▶ Supplied data
— begin —

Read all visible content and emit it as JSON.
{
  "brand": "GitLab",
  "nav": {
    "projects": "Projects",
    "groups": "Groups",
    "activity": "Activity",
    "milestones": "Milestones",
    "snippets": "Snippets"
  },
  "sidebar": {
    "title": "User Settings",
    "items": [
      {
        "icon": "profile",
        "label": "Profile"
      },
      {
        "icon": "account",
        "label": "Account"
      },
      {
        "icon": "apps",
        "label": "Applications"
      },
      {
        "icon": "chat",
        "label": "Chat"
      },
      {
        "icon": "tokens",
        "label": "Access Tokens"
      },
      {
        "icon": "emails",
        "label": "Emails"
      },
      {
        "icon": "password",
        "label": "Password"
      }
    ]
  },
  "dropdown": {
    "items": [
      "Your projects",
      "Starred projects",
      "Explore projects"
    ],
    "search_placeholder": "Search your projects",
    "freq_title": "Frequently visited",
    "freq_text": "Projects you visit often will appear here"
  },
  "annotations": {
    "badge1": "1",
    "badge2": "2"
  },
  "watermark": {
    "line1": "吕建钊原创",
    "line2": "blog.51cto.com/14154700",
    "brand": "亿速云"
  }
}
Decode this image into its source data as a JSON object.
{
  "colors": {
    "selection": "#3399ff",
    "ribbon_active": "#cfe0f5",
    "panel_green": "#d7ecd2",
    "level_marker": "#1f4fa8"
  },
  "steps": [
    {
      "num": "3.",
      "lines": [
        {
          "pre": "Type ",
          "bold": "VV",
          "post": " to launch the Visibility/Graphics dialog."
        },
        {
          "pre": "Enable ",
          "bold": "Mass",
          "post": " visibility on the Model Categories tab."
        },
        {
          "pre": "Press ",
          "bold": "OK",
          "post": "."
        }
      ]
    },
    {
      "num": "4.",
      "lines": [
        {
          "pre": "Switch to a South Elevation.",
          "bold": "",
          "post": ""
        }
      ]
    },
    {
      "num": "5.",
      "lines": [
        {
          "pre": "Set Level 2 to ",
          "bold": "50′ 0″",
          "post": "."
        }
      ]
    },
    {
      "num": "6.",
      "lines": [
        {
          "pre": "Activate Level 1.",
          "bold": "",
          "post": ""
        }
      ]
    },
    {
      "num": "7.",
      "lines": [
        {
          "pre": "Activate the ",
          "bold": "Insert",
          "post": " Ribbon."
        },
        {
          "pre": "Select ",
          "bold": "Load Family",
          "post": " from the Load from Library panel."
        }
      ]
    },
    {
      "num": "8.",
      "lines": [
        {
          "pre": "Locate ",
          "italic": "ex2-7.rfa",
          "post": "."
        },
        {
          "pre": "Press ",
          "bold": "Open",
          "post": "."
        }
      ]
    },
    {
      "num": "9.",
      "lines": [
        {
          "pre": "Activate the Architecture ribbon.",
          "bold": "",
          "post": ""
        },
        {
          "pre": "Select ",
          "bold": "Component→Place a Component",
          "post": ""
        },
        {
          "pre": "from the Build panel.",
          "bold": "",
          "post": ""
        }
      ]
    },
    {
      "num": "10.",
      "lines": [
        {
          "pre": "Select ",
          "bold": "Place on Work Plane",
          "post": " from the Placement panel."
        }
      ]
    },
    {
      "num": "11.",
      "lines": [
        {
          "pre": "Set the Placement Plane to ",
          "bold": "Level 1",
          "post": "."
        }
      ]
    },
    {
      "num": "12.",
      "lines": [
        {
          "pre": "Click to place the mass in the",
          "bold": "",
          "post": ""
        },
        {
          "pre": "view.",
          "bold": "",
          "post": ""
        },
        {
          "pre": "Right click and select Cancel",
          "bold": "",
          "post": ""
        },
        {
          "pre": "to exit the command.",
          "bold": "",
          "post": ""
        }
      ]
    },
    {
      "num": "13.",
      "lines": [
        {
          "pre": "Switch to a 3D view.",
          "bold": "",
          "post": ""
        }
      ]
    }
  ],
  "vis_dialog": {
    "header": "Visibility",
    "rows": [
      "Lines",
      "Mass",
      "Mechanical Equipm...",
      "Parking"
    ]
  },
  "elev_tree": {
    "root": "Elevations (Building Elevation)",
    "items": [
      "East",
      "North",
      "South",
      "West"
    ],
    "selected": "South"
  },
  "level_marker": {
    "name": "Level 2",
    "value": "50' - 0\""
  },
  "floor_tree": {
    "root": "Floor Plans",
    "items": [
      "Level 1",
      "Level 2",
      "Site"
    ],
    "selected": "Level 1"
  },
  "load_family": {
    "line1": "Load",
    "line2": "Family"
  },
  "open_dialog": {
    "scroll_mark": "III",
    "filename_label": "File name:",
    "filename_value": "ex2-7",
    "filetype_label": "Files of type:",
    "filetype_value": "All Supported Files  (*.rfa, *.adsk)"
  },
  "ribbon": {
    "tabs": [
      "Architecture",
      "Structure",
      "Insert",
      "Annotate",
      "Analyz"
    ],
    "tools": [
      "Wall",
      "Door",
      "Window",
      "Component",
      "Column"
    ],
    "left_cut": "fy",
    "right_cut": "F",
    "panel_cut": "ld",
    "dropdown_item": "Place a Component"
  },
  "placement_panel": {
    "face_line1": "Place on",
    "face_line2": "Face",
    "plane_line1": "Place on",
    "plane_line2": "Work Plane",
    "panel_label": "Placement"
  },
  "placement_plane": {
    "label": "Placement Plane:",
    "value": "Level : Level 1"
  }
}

— end —

▶ Problem description
Output an exact copy of each record.

▶ Output of the exercise
Read all visible content and emit it as JSON.
{
  "brand": "GitLab",
  "nav": {
    "projects": "Projects",
    "groups": "Groups",
    "activity": "Activity",
    "milestones": "Milestones",
    "snippets": "Snippets"
  },
  "sidebar": {
    "title": "User Settings",
    "items": [
      {
        "icon": "profile",
        "label": "Profile"
      },
      {
        "icon": "account",
        "label": "Account"
      },
      {
        "icon": "apps",
        "label": "Applications"
      },
      {
        "icon": "chat",
        "label": "Chat"
      },
      {
        "icon": "tokens",
        "label": "Access Tokens"
      },
      {
        "icon": "emails",
        "label": "Emails"
      },
      {
        "icon": "password",
        "label": "Password"
      }
    ]
  },
  "dropdown": {
    "items": [
      "Your projects",
      "Starred projects",
      "Explore projects"
    ],
    "search_placeholder": "Search your projects",
    "freq_title": "Frequently visited",
    "freq_text": "Projects you visit often will appear here"
  },
  "annotations": {
    "badge1": "1",
    "badge2": "2"
  },
  "watermark": {
    "line1": "吕建钊原创",
    "line2": "blog.51cto.com/14154700",
    "brand": "亿速云"
  }
}
Decode this image into its source data as a JSON object.
{
  "colors": {
    "selection": "#3399ff",
    "ribbon_active": "#cfe0f5",
    "panel_green": "#d7ecd2",
    "level_marker": "#1f4fa8"
  },
  "steps": [
    {
      "num": "3.",
      "lines": [
        {
          "pre": "Type ",
          "bold": "VV",
          "post": " to launch the Visibility/Graphics dialog."
        },
        {
          "pre": "Enable ",
          "bold": "Mass",
          "post": " visibility on the Model Categories tab."
        },
        {
          "pre": "Press ",
          "bold": "OK",
          "post": "."
        }
      ]
    },
    {
      "num": "4.",
      "lines": [
        {
          "pre": "Switch to a South Elevation.",
          "bold": "",
          "post": ""
        }
      ]
    },
    {
      "num": "5.",
      "lines": [
        {
          "pre": "Set Level 2 to ",
          "bold": "50′ 0″",
          "post": "."
        }
      ]
    },
    {
      "num": "6.",
      "lines": [
        {
          "pre": "Activate Level 1.",
          "bold": "",
          "post": ""
        }
      ]
    },
    {
      "num": "7.",
      "lines": [
        {
          "pre": "Activate the ",
          "bold": "Insert",
          "post": " Ribbon."
        },
        {
          "pre": "Select ",
          "bold": "Load Family",
          "post": " from the Load from Library panel."
        }
      ]
    },
    {
      "num": "8.",
      "lines": [
        {
          "pre": "Locate ",
          "italic": "ex2-7.rfa",
          "post": "."
        },
        {
          "pre": "Press ",
          "bold": "Open",
          "post": "."
        }
      ]
    },
    {
      "num": "9.",
      "lines": [
        {
          "pre": "Activate the Architecture ribbon.",
          "bold": "",
          "post": ""
        },
        {
          "pre": "Select ",
          "bold": "Component→Place a Component",
          "post": ""
        },
        {
          "pre": "from the Build panel.",
          "bold": "",
          "post": ""
        }
      ]
    },
    {
      "num": "10.",
      "lines": [
        {
          "pre": "Select ",
          "bold": "Place on Work Plane",
          "post": " from the Placement panel."
        }
      ]
    },
    {
      "num": "11.",
      "lines": [
        {
          "pre": "Set the Placement Plane to ",
          "bold": "Level 1",
          "post": "."
        }
      ]
    },
    {
      "num": "12.",
      "lines": [
        {
          "pre": "Click to place the mass in the",
          "bold": "",
          "post": ""
        },
        {
          "pre": "view.",
          "bold": "",
          "post": ""
        },
        {
          "pre": "Right click and select Cancel",
          "bold": "",
          "post": ""
        },
        {
          "pre": "to exit the command.",
          "bold": "",
          "post": ""
        }
      ]
    },
    {
      "num": "13.",
      "lines": [
        {
          "pre": "Switch to a 3D view.",
          "bold": "",
          "post": ""
        }
      ]
    }
  ],
  "vis_dialog": {
    "header": "Visibility",
    "rows": [
      "Lines",
      "Mass",
      "Mechanical Equipm...",
      "Parking"
    ]
  },
  "elev_tree": {
    "root": "Elevations (Building Elevation)",
    "items": [
      "East",
      "North",
      "South",
      "West"
    ],
    "selected": "South"
  },
  "level_marker": {
    "name": "Level 2",
    "value": "50' - 0\""
  },
  "floor_tree": {
    "root": "Floor Plans",
    "items": [
      "Level 1",
      "Level 2",
      "Site"
    ],
    "selected": "Level 1"
  },
  "load_family": {
    "line1": "Load",
    "line2": "Family"
  },
  "open_dialog": {
    "scroll_mark": "III",
    "filename_label": "File name:",
    "filename_value": "ex2-7",
    "filetype_label": "Files of type:",
    "filetype_value": "All Supported Files  (*.rfa, *.adsk)"
  },
  "ribbon": {
    "tabs": [
      "Architecture",
      "Structure",
      "Insert",
      "Annotate",
      "Analyz"
    ],
    "tools": [
      "Wall",
      "Door",
      "Window",
      "Component",
      "Column"
    ],
    "left_cut": "fy",
    "right_cut": "F",
    "panel_cut": "ld",
    "dropdown_item": "Place a Component"
  },
  "placement_panel": {
    "face_line1": "Place on",
    "face_line2": "Face",
    "plane_line1": "Place on",
    "plane_line2": "Work Plane",
    "panel_label": "Placement"
  },
  "placement_plane": {
    "label": "Placement Plane:",
    "value": "Level : Level 1"
  }
}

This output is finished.